- **Stored entries**:

....

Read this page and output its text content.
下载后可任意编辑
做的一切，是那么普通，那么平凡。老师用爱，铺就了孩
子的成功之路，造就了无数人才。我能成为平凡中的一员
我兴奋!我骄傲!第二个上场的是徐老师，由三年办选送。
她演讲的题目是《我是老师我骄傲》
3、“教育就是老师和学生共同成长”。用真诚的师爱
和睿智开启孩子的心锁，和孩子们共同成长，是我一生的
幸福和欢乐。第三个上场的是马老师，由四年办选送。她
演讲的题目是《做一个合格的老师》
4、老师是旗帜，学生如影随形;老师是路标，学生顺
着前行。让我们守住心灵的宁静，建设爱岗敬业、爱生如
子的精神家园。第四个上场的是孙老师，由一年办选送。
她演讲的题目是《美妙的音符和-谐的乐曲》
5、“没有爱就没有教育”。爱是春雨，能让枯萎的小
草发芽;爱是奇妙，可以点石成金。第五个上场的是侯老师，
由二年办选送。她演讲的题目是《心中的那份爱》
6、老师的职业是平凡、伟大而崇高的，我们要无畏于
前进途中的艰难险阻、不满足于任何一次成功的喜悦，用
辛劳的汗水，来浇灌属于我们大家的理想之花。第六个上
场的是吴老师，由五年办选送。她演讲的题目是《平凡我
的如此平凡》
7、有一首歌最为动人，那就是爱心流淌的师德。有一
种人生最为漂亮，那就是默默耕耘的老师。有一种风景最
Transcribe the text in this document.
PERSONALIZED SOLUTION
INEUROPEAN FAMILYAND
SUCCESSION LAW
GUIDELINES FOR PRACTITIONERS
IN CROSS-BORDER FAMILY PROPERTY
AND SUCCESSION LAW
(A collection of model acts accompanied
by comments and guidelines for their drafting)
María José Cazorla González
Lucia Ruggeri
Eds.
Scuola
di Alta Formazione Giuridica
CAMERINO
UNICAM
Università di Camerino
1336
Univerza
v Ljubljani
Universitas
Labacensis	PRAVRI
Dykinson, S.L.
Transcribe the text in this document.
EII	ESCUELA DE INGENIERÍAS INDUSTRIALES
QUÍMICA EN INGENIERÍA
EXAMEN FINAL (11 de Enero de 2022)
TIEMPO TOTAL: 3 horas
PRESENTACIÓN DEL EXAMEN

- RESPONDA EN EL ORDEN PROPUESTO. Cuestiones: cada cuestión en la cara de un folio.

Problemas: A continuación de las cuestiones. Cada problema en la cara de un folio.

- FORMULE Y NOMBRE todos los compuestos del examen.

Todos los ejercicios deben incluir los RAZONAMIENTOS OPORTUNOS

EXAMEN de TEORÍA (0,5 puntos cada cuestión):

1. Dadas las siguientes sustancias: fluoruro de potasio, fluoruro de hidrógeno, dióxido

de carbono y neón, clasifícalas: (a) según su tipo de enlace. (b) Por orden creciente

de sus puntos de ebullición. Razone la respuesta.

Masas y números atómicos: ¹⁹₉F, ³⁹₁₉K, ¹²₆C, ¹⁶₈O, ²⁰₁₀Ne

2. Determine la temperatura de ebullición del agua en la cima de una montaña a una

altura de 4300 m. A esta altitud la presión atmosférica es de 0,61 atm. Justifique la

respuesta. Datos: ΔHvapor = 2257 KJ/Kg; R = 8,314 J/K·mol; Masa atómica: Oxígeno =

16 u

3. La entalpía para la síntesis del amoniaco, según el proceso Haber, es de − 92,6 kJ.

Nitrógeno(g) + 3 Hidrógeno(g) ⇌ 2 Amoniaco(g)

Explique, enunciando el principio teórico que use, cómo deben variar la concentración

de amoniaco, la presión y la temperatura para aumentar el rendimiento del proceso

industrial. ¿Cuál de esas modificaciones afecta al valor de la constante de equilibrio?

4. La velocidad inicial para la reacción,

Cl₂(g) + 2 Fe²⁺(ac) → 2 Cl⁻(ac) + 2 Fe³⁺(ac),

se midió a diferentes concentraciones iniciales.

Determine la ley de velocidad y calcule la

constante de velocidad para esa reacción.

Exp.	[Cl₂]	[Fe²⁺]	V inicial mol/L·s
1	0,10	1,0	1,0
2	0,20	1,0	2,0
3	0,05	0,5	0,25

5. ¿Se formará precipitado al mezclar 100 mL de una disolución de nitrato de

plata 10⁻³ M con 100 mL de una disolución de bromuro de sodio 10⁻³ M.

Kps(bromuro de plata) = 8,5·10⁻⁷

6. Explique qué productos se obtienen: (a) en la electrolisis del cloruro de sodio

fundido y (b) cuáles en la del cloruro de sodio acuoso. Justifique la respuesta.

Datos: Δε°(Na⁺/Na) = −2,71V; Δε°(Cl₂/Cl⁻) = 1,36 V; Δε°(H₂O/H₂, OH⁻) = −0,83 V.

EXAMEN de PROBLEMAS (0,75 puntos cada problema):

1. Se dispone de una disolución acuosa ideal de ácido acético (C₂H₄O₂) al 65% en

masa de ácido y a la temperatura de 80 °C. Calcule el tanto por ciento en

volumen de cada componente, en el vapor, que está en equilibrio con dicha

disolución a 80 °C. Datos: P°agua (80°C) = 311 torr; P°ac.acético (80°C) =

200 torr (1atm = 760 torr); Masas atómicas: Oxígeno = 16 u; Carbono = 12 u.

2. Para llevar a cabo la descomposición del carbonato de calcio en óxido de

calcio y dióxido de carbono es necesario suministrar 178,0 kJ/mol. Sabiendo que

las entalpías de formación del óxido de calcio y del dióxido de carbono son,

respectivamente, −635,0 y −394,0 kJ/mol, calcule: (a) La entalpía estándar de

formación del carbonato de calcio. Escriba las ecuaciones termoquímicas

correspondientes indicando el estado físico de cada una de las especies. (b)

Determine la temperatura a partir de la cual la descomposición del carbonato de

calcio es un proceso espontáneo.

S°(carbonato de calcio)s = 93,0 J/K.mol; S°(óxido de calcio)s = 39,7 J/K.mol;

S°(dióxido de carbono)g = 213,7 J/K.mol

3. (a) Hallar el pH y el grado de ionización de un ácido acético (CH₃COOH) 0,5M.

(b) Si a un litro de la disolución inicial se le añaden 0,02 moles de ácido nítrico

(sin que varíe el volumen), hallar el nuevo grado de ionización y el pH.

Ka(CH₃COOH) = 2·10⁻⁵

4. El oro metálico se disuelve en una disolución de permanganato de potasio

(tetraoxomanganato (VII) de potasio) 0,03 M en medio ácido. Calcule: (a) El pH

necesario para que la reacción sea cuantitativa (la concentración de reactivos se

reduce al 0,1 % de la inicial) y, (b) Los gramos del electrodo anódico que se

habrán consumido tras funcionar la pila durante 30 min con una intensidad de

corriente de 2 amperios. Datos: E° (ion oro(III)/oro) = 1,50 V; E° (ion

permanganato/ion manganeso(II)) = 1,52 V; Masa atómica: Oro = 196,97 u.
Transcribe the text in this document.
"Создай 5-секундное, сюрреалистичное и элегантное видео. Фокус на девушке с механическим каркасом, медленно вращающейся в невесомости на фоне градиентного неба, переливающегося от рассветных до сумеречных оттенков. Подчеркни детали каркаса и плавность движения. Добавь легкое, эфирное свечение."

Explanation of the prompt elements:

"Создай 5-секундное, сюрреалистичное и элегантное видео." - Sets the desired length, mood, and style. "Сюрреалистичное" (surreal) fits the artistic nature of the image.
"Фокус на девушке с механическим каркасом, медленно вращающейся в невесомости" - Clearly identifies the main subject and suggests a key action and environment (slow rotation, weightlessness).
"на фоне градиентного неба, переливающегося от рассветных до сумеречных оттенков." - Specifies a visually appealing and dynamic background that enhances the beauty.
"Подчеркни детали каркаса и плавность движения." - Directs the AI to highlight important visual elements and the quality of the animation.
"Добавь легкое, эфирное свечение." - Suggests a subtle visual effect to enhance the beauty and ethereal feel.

....

- **Exercise requirements**: Every entry should be printed again exactly as written.

- **Task result**:
Read this page and output its text content.
下载后可任意编辑
做的一切，是那么普通，那么平凡。老师用爱，铺就了孩
子的成功之路，造就了无数人才。我能成为平凡中的一员
我兴奋!我骄傲!第二个上场的是徐老师，由三年办选送。
她演讲的题目是《我是老师我骄傲》
3、“教育就是老师和学生共同成长”。用真诚的师爱
和睿智开启孩子的心锁，和孩子们共同成长，是我一生的
幸福和欢乐。第三个上场的是马老师，由四年办选送。她
演讲的题目是《做一个合格的老师》
4、老师是旗帜，学生如影随形;老师是路标，学生顺
着前行。让我们守住心灵的宁静，建设爱岗敬业、爱生如
子的精神家园。第四个上场的是孙老师，由一年办选送。
她演讲的题目是《美妙的音符和-谐的乐曲》
5、“没有爱就没有教育”。爱是春雨，能让枯萎的小
草发芽;爱是奇妙，可以点石成金。第五个上场的是侯老师，
由二年办选送。她演讲的题目是《心中的那份爱》
6、老师的职业是平凡、伟大而崇高的，我们要无畏于
前进途中的艰难险阻、不满足于任何一次成功的喜悦，用
辛劳的汗水，来浇灌属于我们大家的理想之花。第六个上
场的是吴老师，由五年办选送。她演讲的题目是《平凡我
的如此平凡》
7、有一首歌最为动人，那就是爱心流淌的师德。有一
种人生最为漂亮，那就是默默耕耘的老师。有一种风景最
Transcribe the text in this document.
PERSONALIZED SOLUTION
INEUROPEAN FAMILYAND
SUCCESSION LAW
GUIDELINES FOR PRACTITIONERS
IN CROSS-BORDER FAMILY PROPERTY
AND SUCCESSION LAW
(A collection of model acts accompanied
by comments and guidelines for their drafting)
María José Cazorla González
Lucia Ruggeri
Eds.
Scuola
di Alta Formazione Giuridica
CAMERINO
UNICAM
Università di Camerino
1336
Univerza
v Ljubljani
Universitas
Labacensis	PRAVRI
Dykinson, S.L.
Transcribe the text in this document.
EII	ESCUELA DE INGENIERÍAS INDUSTRIALES
QUÍMICA EN INGENIERÍA
EXAMEN FINAL (11 de Enero de 2022)
TIEMPO TOTAL: 3 horas
PRESENTACIÓN DEL EXAMEN

- RESPONDA EN EL ORDEN PROPUESTO. Cuestiones: cada cuestión en la cara de un folio.

Problemas: A continuación de las cuestiones. Cada problema en la cara de un folio.

- FORMULE Y NOMBRE todos los compuestos del examen.

Todos los ejercicios deben incluir los RAZONAMIENTOS OPORTUNOS

EXAMEN de TEORÍA (0,5 puntos cada cuestión):

1. Dadas las siguientes sustancias: fluoruro de potasio, fluoruro de hidrógeno, dióxido

de carbono y neón, clasifícalas: (a) según su tipo de enlace. (b) Por orden creciente

de sus puntos de ebullición. Razone la respuesta.

Masas y números atómicos: ¹⁹₉F, ³⁹₁₉K, ¹²₆C, ¹⁶₈O, ²⁰₁₀Ne

2. Determine la temperatura de ebullición del agua en la cima de una montaña a una

altura de 4300 m. A esta altitud la presión atmosférica es de 0,61 atm. Justifique la

respuesta. Datos: ΔHvapor = 2257 KJ/Kg; R = 8,314 J/K·mol; Masa atómica: Oxígeno =

16 u

3. La entalpía para la síntesis del amoniaco, según el proceso Haber, es de − 92,6 kJ.

Nitrógeno(g) + 3 Hidrógeno(g) ⇌ 2 Amoniaco(g)

Explique, enunciando el principio teórico que use, cómo deben variar la concentración

de amoniaco, la presión y la temperatura para aumentar el rendimiento del proceso

industrial. ¿Cuál de esas modificaciones afecta al valor de la constante de equilibrio?

4. La velocidad inicial para la reacción,

Cl₂(g) + 2 Fe²⁺(ac) → 2 Cl⁻(ac) + 2 Fe³⁺(ac),

se midió a diferentes concentraciones iniciales.

Determine la ley de velocidad y calcule la

constante de velocidad para esa reacción.

Exp.	[Cl₂]	[Fe²⁺]	V inicial mol/L·s
1	0,10	1,0	1,0
2	0,20	1,0	2,0
3	0,05	0,5	0,25

5. ¿Se formará precipitado al mezclar 100 mL de una disolución de nitrato de

plata 10⁻³ M con 100 mL de una disolución de bromuro de sodio 10⁻³ M.

Kps(bromuro de plata) = 8,5·10⁻⁷

6. Explique qué productos se obtienen: (a) en la electrolisis del cloruro de sodio

fundido y (b) cuáles en la del cloruro de sodio acuoso. Justifique la respuesta.

Datos: Δε°(Na⁺/Na) = −2,71V; Δε°(Cl₂/Cl⁻) = 1,36 V; Δε°(H₂O/H₂, OH⁻) = −0,83 V.

EXAMEN de PROBLEMAS (0,75 puntos cada problema):

1. Se dispone de una disolución acuosa ideal de ácido acético (C₂H₄O₂) al 65% en

masa de ácido y a la temperatura de 80 °C. Calcule el tanto por ciento en

volumen de cada componente, en el vapor, que está en equilibrio con dicha

disolución a 80 °C. Datos: P°agua (80°C) = 311 torr; P°ac.acético (80°C) =

200 torr (1atm = 760 torr); Masas atómicas: Oxígeno = 16 u; Carbono = 12 u.

2. Para llevar a cabo la descomposición del carbonato de calcio en óxido de

calcio y dióxido de carbono es necesario suministrar 178,0 kJ/mol. Sabiendo que

las entalpías de formación del óxido de calcio y del dióxido de carbono son,

respectivamente, −635,0 y −394,0 kJ/mol, calcule: (a) La entalpía estándar de

formación del carbonato de calcio. Escriba las ecuaciones termoquímicas

correspondientes indicando el estado físico de cada una de las especies. (b)

Determine la temperatura a partir de la cual la descomposición del carbonato de

calcio es un proceso espontáneo.

S°(carbonato de calcio)s = 93,0 J/K.mol; S°(óxido de calcio)s = 39,7 J/K.mol;

S°(dióxido de carbono)g = 213,7 J/K.mol

3. (a) Hallar el pH y el grado de ionización de un ácido acético (CH₃COOH) 0,5M.

(b) Si a un litro de la disolución inicial se le añaden 0,02 moles de ácido nítrico

(sin que varíe el volumen), hallar el nuevo grado de ionización y el pH.

Ka(CH₃COOH) = 2·10⁻⁵

4. El oro metálico se disuelve en una disolución de permanganato de potasio

(tetraoxomanganato (VII) de potasio) 0,03 M en medio ácido. Calcule: (a) El pH

necesario para que la reacción sea cuantitativa (la concentración de reactivos se

reduce al 0,1 % de la inicial) y, (b) Los gramos del electrodo anódico que se

habrán consumido tras funcionar la pila durante 30 min con una intensidad de

corriente de 2 amperios. Datos: E° (ion oro(III)/oro) = 1,50 V; E° (ion

permanganato/ion manganeso(II)) = 1,52 V; Masa atómica: Oro = 196,97 u.
Transcribe the text in this document.
"Создай 5-секундное, сюрреалистичное и элегантное видео. Фокус на девушке с механическим каркасом, медленно вращающейся в невесомости на фоне градиентного неба, переливающегося от рассветных до сумеречных оттенков. Подчеркни детали каркаса и плавность движения. Добавь легкое, эфирное свечение."

Explanation of the prompt elements:

"Создай 5-секундное, сюрреалистичное и элегантное видео." - Sets the desired length, mood, and style. "Сюрреалистичное" (surreal) fits the artistic nature of the image.
"Фокус на девушке с механическим каркасом, медленно вращающейся в невесомости" - Clearly identifies the main subject and suggests a key action and environment (slow rotation, weightlessness).
"на фоне градиентного неба, переливающегося от рассветных до сумеречных оттенков." - Specifies a visually appealing and dynamic background that enhances the beauty.
"Подчеркни детали каркаса и плавность движения." - Directs the AI to highlight important visual elements and the quality of the animation.
"Добавь легкое, эфирное свечение." - Suggests a subtle visual effect to enhance the beauty and ethereal feel.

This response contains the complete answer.